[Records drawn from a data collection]
#####
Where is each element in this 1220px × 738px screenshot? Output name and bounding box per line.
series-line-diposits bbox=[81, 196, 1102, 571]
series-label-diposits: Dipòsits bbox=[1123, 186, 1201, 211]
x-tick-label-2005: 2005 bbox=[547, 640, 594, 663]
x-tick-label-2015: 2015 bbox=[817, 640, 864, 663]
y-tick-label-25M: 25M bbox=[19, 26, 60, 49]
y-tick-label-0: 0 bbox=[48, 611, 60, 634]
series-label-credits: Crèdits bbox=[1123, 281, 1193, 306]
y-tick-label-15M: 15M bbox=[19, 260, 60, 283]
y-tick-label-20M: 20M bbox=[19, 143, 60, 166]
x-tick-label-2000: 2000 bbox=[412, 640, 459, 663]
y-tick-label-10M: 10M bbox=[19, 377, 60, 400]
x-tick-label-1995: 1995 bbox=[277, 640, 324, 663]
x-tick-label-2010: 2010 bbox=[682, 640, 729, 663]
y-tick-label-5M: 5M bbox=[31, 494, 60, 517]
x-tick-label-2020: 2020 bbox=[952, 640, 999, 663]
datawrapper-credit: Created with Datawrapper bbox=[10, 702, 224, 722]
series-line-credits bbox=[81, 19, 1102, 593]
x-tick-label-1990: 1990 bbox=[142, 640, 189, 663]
#####
* Exercise brief
Recast the records above as a numbered list with one item per line, leaving out blank lines.

* Correct result
1. Where is each element in this 1220px × 738px screenshot? Output name and bounding box per line.
2. series-line-diposits bbox=[81, 196, 1102, 571]
3. series-label-diposits: Dipòsits bbox=[1123, 186, 1201, 211]
4. x-tick-label-2005: 2005 bbox=[547, 640, 594, 663]
5. x-tick-label-2015: 2015 bbox=[817, 640, 864, 663]
6. y-tick-label-25M: 25M bbox=[19, 26, 60, 49]
7. y-tick-label-0: 0 bbox=[48, 611, 60, 634]
8. series-label-credits: Crèdits bbox=[1123, 281, 1193, 306]
9. y-tick-label-15M: 15M bbox=[19, 260, 60, 283]
10. y-tick-label-20M: 20M bbox=[19, 143, 60, 166]
11. x-tick-label-2000: 2000 bbox=[412, 640, 459, 663]
12. y-tick-label-10M: 10M bbox=[19, 377, 60, 400]
13. x-tick-label-1995: 1995 bbox=[277, 640, 324, 663]
14. x-tick-label-2010: 2010 bbox=[682, 640, 729, 663]
15. y-tick-label-5M: 5M bbox=[31, 494, 60, 517]
16. x-tick-label-2020: 2020 bbox=[952, 640, 999, 663]
17. datawrapper-credit: Created with Datawrapper bbox=[10, 702, 224, 722]
18. series-line-credits bbox=[81, 19, 1102, 593]
19. x-tick-label-1990: 1990 bbox=[142, 640, 189, 663]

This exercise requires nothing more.